**Written task**
Every entry must be duplicated precisely as written.

**Input for this task**

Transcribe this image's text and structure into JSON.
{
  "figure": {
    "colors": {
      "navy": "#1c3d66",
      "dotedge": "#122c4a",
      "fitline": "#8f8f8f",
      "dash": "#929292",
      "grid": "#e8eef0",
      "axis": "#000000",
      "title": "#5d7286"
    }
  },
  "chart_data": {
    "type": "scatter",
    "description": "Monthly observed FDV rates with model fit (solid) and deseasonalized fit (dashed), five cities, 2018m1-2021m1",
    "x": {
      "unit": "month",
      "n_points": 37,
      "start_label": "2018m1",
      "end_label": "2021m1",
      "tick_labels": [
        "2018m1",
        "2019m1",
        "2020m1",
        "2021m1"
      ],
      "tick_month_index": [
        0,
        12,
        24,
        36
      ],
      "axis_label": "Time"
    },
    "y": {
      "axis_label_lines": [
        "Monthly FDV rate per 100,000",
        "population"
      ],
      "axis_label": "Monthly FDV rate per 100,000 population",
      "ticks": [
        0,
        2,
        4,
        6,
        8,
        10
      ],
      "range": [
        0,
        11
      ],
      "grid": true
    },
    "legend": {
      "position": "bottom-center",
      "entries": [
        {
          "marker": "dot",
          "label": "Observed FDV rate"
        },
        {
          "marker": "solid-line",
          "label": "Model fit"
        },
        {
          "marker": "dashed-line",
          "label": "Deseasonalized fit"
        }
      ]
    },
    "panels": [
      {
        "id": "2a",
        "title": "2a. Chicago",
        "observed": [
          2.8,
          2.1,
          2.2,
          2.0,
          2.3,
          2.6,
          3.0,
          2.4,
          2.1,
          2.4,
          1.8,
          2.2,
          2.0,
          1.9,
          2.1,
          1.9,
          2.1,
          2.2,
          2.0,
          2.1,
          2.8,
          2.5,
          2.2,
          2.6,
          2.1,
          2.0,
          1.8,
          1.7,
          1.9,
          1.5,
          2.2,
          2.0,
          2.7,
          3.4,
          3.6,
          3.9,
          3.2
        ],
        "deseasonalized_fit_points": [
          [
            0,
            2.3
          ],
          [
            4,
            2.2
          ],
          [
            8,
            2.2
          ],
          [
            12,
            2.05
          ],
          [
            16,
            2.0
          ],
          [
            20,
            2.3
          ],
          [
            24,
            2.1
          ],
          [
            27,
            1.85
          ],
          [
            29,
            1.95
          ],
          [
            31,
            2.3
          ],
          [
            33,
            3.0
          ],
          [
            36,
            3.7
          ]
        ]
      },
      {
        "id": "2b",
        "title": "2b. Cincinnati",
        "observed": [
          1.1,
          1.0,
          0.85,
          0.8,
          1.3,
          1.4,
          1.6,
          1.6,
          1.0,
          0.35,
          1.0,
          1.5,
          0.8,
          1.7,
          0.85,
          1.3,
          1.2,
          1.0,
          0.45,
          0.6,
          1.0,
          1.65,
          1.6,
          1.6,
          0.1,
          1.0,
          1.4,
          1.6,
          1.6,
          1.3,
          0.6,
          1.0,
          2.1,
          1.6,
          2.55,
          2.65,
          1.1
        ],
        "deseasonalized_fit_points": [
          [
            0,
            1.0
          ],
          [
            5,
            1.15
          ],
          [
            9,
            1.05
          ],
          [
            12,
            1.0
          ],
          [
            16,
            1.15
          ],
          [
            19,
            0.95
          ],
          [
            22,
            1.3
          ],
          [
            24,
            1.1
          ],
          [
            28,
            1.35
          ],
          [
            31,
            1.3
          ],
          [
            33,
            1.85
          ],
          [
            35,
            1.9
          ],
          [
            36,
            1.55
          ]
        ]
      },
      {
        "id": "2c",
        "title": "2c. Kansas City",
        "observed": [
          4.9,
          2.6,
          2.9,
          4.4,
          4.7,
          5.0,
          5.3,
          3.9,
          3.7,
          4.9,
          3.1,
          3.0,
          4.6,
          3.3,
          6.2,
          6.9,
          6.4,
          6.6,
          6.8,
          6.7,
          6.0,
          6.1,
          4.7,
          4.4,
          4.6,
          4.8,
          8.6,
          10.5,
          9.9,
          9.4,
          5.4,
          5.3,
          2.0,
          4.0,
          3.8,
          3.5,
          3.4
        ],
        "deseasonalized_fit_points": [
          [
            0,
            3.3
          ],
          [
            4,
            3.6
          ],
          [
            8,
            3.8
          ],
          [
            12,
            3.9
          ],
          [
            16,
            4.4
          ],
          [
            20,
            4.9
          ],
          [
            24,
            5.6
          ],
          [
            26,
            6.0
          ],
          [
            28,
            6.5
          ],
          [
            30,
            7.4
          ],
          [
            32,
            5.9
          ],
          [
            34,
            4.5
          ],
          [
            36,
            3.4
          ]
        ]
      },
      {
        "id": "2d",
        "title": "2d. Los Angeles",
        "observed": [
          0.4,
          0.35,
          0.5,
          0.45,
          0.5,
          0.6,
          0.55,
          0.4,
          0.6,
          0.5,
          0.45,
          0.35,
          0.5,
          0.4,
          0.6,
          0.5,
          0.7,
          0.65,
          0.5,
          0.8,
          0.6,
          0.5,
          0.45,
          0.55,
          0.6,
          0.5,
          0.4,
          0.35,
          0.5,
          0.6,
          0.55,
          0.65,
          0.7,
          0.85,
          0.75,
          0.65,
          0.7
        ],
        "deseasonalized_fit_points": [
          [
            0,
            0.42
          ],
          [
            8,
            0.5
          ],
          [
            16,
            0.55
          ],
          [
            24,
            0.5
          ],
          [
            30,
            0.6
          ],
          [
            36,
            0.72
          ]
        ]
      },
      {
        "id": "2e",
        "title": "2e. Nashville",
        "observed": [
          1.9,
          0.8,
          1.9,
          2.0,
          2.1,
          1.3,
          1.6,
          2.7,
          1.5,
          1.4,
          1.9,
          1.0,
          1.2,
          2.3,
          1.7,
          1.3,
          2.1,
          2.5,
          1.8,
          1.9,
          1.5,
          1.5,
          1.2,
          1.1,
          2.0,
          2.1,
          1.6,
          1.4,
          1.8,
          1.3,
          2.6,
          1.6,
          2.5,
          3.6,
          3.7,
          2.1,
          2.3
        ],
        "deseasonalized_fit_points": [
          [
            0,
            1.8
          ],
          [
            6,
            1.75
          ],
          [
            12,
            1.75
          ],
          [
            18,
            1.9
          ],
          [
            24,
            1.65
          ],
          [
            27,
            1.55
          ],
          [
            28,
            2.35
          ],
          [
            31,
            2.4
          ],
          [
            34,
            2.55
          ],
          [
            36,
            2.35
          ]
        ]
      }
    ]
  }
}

**Result of the task**
Transcribe this image's text and structure into JSON.
{
  "figure": {
    "colors": {
      "navy": "#1c3d66",
      "dotedge": "#122c4a",
      "fitline": "#8f8f8f",
      "dash": "#929292",
      "grid": "#e8eef0",
      "axis": "#000000",
      "title": "#5d7286"
    }
  },
  "chart_data": {
    "type": "scatter",
    "description": "Monthly observed FDV rates with model fit (solid) and deseasonalized fit (dashed), five cities, 2018m1-2021m1",
    "x": {
      "unit": "month",
      "n_points": 37,
      "start_label": "2018m1",
      "end_label": "2021m1",
      "tick_labels": [
        "2018m1",
        "2019m1",
        "2020m1",
        "2021m1"
      ],
      "tick_month_index": [
        0,
        12,
        24,
        36
      ],
      "axis_label": "Time"
    },
    "y": {
      "axis_label_lines": [
        "Monthly FDV rate per 100,000",
        "population"
      ],
      "axis_label": "Monthly FDV rate per 100,000 population",
      "ticks": [
        0,
        2,
        4,
        6,
        8,
        10
      ],
      "range": [
        0,
        11
      ],
      "grid": true
    },
    "legend": {
      "position": "bottom-center",
      "entries": [
        {
          "marker": "dot",
          "label": "Observed FDV rate"
        },
        {
          "marker": "solid-line",
          "label": "Model fit"
        },
        {
          "marker": "dashed-line",
          "label": "Deseasonalized fit"
        }
      ]
    },
    "panels": [
      {
        "id": "2a",
        "title": "2a. Chicago",
        "observed": [
          2.8,
          2.1,
          2.2,
          2.0,
          2.3,
          2.6,
          3.0,
          2.4,
          2.1,
          2.4,
          1.8,
          2.2,
          2.0,
          1.9,
          2.1,
          1.9,
          2.1,
          2.2,
          2.0,
          2.1,
          2.8,
          2.5,
          2.2,
          2.6,
          2.1,
          2.0,
          1.8,
          1.7,
          1.9,
          1.5,
          2.2,
          2.0,
          2.7,
          3.4,
          3.6,
          3.9,
          3.2
        ],
        "deseasonalized_fit_points": [
          [
            0,
            2.3
          ],
          [
            4,
            2.2
          ],
          [
            8,
            2.2
          ],
          [
            12,
            2.05
          ],
          [
            16,
            2.0
          ],
          [
            20,
            2.3
          ],
          [
            24,
            2.1
          ],
          [
            27,
            1.85
          ],
          [
            29,
            1.95
          ],
          [
            31,
            2.3
          ],
          [
            33,
            3.0
          ],
          [
            36,
            3.7
          ]
        ]
      },
      {
        "id": "2b",
        "title": "2b. Cincinnati",
        "observed": [
          1.1,
          1.0,
          0.85,
          0.8,
          1.3,
          1.4,
          1.6,
          1.6,
          1.0,
          0.35,
          1.0,
          1.5,
          0.8,
          1.7,
          0.85,
          1.3,
          1.2,
          1.0,
          0.45,
          0.6,
          1.0,
          1.65,
          1.6,
          1.6,
          0.1,
          1.0,
          1.4,
          1.6,
          1.6,
          1.3,
          0.6,
          1.0,
          2.1,
          1.6,
          2.55,
          2.65,
          1.1
        ],
        "deseasonalized_fit_points": [
          [
            0,
            1.0
          ],
          [
            5,
            1.15
          ],
          [
            9,
            1.05
          ],
          [
            12,
            1.0
          ],
          [
            16,
            1.15
          ],
          [
            19,
            0.95
          ],
          [
            22,
            1.3
          ],
          [
            24,
            1.1
          ],
          [
            28,
            1.35
          ],
          [
            31,
            1.3
          ],
          [
            33,
            1.85
          ],
          [
            35,
            1.9
          ],
          [
            36,
            1.55
          ]
        ]
      },
      {
        "id": "2c",
        "title": "2c. Kansas City",
        "observed": [
          4.9,
          2.6,
          2.9,
          4.4,
          4.7,
          5.0,
          5.3,
          3.9,
          3.7,
          4.9,
          3.1,
          3.0,
          4.6,
          3.3,
          6.2,
          6.9,
          6.4,
          6.6,
          6.8,
          6.7,
          6.0,
          6.1,
          4.7,
          4.4,
          4.6,
          4.8,
          8.6,
          10.5,
          9.9,
          9.4,
          5.4,
          5.3,
          2.0,
          4.0,
          3.8,
          3.5,
          3.4
        ],
        "deseasonalized_fit_points": [
          [
            0,
            3.3
          ],
          [
            4,
            3.6
          ],
          [
            8,
            3.8
          ],
          [
            12,
            3.9
          ],
          [
            16,
            4.4
          ],
          [
            20,
            4.9
          ],
          [
            24,
            5.6
          ],
          [
            26,
            6.0
          ],
          [
            28,
            6.5
          ],
          [
            30,
            7.4
          ],
          [
            32,
            5.9
          ],
          [
            34,
            4.5
          ],
          [
            36,
            3.4
          ]
        ]
      },
      {
        "id": "2d",
        "title": "2d. Los Angeles",
        "observed": [
          0.4,
          0.35,
          0.5,
          0.45,
          0.5,
          0.6,
          0.55,
          0.4,
          0.6,
          0.5,
          0.45,
          0.35,
          0.5,
          0.4,
          0.6,
          0.5,
          0.7,
          0.65,
          0.5,
          0.8,
          0.6,
          0.5,
          0.45,
          0.55,
          0.6,
          0.5,
          0.4,
          0.35,
          0.5,
          0.6,
          0.55,
          0.65,
          0.7,
          0.85,
          0.75,
          0.65,
          0.7
        ],
        "deseasonalized_fit_points": [
          [
            0,
            0.42
          ],
          [
            8,
            0.5
          ],
          [
            16,
            0.55
          ],
          [
            24,
            0.5
          ],
          [
            30,
            0.6
          ],
          [
            36,
            0.72
          ]
        ]
      },
      {
        "id": "2e",
        "title": "2e. Nashville",
        "observed": [
          1.9,
          0.8,
          1.9,
          2.0,
          2.1,
          1.3,
          1.6,
          2.7,
          1.5,
          1.4,
          1.9,
          1.0,
          1.2,
          2.3,
          1.7,
          1.3,
          2.1,
          2.5,
          1.8,
          1.9,
          1.5,
          1.5,
          1.2,
          1.1,
          2.0,
          2.1,
          1.6,
          1.4,
          1.8,
          1.3,
          2.6,
          1.6,
          2.5,
          3.6,
          3.7,
          2.1,
          2.3
        ],
        "deseasonalized_fit_points": [
          [
            0,
            1.8
          ],
          [
            6,
            1.75
          ],
          [
            12,
            1.75
          ],
          [
            18,
            1.9
          ],
          [
            24,
            1.65
          ],
          [
            27,
            1.55
          ],
          [
            28,
            2.35
          ],
          [
            31,
            2.4
          ],
          [
            34,
            2.55
          ],
          [
            36,
            2.35
          ]
        ]
      }
    ]
  }
}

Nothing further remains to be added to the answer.